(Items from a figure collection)
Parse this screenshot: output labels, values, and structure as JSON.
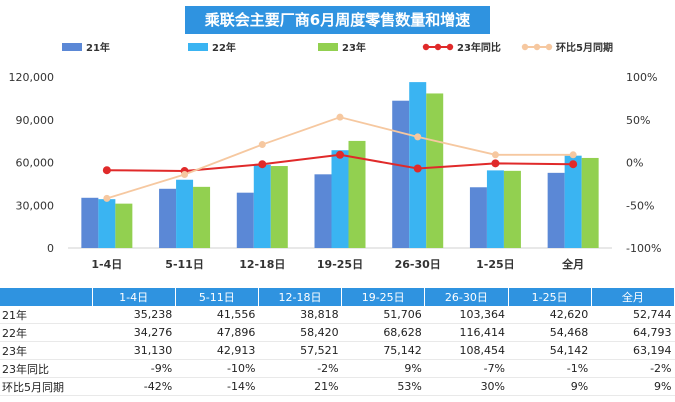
{
  "chart_data": {
    "type": "bar",
    "title": "乘联会主要厂商6月周度零售数量和增速",
    "categories": [
      "1-4日",
      "5-11日",
      "12-18日",
      "19-25日",
      "26-30日",
      "1-25日",
      "全月"
    ],
    "series": [
      {
        "name": "21年",
        "kind": "bar",
        "axis": "left",
        "color": "#5b88d6",
        "values": [
          35238,
          41556,
          38818,
          51706,
          103364,
          42620,
          52744
        ]
      },
      {
        "name": "22年",
        "kind": "bar",
        "axis": "left",
        "color": "#3ab4f2",
        "values": [
          34276,
          47896,
          58420,
          68628,
          116414,
          54468,
          64793
        ]
      },
      {
        "name": "23年",
        "kind": "bar",
        "axis": "left",
        "color": "#92d050",
        "values": [
          31130,
          42913,
          57521,
          75142,
          108454,
          54142,
          63194
        ]
      },
      {
        "name": "23年同比",
        "kind": "line",
        "axis": "right",
        "color": "#e02a2a",
        "values": [
          -9,
          -10,
          -2,
          9,
          -7,
          -1,
          -2
        ]
      },
      {
        "name": "环比5月同期",
        "kind": "line",
        "axis": "right",
        "color": "#f6c8a0",
        "values": [
          -42,
          -14,
          21,
          53,
          30,
          9,
          9
        ]
      }
    ],
    "ylim_left": [
      0,
      120000
    ],
    "yticks_left": [
      "0",
      "30,000",
      "60,000",
      "90,000",
      "120,000"
    ],
    "ylim_right": [
      -100,
      100
    ],
    "yticks_right": [
      "-100%",
      "-50%",
      "0%",
      "50%",
      "100%"
    ],
    "legend_position": "top",
    "grid": false
  },
  "table": {
    "headers": [
      "",
      "1-4日",
      "5-11日",
      "12-18日",
      "19-25日",
      "26-30日",
      "1-25日",
      "全月"
    ],
    "rows": [
      [
        "21年",
        "35,238",
        "41,556",
        "38,818",
        "51,706",
        "103,364",
        "42,620",
        "52,744"
      ],
      [
        "22年",
        "34,276",
        "47,896",
        "58,420",
        "68,628",
        "116,414",
        "54,468",
        "64,793"
      ],
      [
        "23年",
        "31,130",
        "42,913",
        "57,521",
        "75,142",
        "108,454",
        "54,142",
        "63,194"
      ],
      [
        "23年同比",
        "-9%",
        "-10%",
        "-2%",
        "9%",
        "-7%",
        "-1%",
        "-2%"
      ],
      [
        "环比5月同期",
        "-42%",
        "-14%",
        "21%",
        "53%",
        "30%",
        "9%",
        "9%"
      ]
    ]
  }
}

→ THE TASK
Identify and list each line with the word "name".

→ RESPONSE TO THE EXERCISE
        "name": "21年",
        "name": "22年",
        "name": "23年",
        "name": "23年同比",
        "name": "环比5月同期",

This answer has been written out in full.